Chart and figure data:
-----

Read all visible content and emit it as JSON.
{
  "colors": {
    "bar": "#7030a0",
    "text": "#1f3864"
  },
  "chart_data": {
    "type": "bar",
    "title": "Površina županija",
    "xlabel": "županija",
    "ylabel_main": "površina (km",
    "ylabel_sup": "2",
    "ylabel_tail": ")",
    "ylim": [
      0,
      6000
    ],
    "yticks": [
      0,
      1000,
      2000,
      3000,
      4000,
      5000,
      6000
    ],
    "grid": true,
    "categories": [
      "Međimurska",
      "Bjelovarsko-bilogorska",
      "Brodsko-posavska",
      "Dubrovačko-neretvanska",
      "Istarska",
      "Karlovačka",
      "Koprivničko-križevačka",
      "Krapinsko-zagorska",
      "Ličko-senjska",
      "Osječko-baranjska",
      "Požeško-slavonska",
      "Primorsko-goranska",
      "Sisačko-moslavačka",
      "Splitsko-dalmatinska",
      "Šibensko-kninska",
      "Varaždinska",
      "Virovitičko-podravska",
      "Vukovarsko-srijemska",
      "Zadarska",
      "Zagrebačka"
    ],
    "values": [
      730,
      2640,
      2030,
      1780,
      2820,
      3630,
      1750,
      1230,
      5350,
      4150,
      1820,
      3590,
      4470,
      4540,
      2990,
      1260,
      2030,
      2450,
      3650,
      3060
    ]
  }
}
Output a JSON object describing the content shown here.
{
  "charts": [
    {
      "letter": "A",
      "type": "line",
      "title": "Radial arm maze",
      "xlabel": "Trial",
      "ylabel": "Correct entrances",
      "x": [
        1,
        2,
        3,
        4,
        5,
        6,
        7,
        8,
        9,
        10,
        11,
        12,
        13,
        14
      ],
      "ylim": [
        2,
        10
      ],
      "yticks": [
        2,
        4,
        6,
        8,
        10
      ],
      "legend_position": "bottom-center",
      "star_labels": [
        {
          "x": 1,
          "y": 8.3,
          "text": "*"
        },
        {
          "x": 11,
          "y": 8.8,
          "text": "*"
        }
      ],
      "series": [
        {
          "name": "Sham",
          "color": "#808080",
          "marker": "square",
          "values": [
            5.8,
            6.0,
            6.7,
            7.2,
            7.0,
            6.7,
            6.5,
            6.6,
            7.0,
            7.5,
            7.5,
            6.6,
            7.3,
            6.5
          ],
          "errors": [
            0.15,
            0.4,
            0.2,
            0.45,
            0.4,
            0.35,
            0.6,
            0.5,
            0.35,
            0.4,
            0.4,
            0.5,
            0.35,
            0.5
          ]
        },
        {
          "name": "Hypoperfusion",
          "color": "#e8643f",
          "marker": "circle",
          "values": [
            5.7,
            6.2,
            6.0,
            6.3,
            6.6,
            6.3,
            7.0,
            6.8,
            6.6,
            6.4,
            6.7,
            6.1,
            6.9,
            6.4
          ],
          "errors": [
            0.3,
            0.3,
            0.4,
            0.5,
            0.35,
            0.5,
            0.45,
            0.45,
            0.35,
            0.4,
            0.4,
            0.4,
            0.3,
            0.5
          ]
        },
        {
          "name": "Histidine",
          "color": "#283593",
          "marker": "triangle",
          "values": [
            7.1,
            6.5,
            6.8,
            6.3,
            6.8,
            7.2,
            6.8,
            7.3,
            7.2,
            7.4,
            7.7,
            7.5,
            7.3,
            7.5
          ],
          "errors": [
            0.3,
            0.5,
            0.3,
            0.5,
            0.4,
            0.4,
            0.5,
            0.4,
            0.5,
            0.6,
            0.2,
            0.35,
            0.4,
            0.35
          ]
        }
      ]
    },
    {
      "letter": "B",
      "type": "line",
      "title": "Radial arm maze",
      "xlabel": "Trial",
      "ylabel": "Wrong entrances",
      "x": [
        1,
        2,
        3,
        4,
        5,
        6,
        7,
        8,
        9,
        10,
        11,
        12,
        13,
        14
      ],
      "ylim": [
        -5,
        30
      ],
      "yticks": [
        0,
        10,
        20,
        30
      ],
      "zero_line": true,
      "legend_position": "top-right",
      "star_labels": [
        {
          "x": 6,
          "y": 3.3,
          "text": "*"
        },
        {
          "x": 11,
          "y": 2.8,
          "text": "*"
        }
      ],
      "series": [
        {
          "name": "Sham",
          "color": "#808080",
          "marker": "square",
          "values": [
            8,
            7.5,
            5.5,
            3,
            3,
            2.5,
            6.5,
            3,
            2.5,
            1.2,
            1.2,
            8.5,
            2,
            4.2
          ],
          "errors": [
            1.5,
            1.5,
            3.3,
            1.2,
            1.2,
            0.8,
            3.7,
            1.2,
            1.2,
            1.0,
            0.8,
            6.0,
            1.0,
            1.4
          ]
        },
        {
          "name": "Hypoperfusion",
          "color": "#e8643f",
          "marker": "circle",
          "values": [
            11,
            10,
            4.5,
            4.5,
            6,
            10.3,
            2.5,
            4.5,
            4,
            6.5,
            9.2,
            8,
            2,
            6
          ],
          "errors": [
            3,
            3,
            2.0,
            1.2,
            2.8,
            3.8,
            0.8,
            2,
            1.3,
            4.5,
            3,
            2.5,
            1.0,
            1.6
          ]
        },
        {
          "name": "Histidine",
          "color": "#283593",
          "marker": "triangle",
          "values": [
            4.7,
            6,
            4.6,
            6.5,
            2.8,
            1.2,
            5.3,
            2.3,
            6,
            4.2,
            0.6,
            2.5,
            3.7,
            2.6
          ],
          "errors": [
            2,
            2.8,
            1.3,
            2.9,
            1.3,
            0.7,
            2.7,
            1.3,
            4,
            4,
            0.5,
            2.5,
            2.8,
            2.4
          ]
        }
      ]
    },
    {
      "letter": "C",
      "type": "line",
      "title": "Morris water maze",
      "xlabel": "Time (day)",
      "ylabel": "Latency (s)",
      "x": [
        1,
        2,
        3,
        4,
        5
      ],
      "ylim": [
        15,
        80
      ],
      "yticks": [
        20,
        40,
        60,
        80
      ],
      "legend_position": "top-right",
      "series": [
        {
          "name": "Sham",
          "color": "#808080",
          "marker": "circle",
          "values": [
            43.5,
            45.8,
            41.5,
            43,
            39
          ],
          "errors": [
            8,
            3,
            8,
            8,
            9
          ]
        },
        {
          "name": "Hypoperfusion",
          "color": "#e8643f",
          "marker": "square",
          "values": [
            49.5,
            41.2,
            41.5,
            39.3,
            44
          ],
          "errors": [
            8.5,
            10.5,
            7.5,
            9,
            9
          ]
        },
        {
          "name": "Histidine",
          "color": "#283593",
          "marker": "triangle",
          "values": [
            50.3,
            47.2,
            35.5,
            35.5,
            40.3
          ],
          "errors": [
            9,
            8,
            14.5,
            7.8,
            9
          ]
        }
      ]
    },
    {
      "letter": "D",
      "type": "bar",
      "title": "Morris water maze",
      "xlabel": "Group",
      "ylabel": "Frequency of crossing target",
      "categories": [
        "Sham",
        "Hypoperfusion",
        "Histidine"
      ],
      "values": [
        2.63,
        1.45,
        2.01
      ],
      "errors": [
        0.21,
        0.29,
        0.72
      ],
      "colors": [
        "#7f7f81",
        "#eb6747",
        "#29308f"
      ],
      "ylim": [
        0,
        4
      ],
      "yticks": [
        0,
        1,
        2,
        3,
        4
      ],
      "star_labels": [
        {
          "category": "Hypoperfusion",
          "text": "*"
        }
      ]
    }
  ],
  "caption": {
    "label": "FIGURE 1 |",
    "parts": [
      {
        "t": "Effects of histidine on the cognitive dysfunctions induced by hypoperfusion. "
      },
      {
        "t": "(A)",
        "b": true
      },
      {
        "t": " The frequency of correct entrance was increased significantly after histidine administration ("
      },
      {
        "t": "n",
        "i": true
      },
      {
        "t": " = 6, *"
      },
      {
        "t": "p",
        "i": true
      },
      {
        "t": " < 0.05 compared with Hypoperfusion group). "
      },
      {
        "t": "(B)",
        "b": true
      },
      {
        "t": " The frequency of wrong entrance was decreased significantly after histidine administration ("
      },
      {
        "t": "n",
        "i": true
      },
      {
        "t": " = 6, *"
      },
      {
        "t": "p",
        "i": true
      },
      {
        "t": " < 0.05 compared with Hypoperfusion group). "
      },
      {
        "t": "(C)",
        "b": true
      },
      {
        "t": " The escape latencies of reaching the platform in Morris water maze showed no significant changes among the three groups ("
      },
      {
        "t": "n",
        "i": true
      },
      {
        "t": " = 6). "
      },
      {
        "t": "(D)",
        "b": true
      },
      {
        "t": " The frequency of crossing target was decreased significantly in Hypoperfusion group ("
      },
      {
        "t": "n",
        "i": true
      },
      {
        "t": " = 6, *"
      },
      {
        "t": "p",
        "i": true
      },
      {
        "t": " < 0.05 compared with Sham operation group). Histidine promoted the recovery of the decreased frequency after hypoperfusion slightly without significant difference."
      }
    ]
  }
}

-----

## Exercise requirements
In how many lines does the word "županija" appear? Respond with the number alone.

## Output for this exercise
2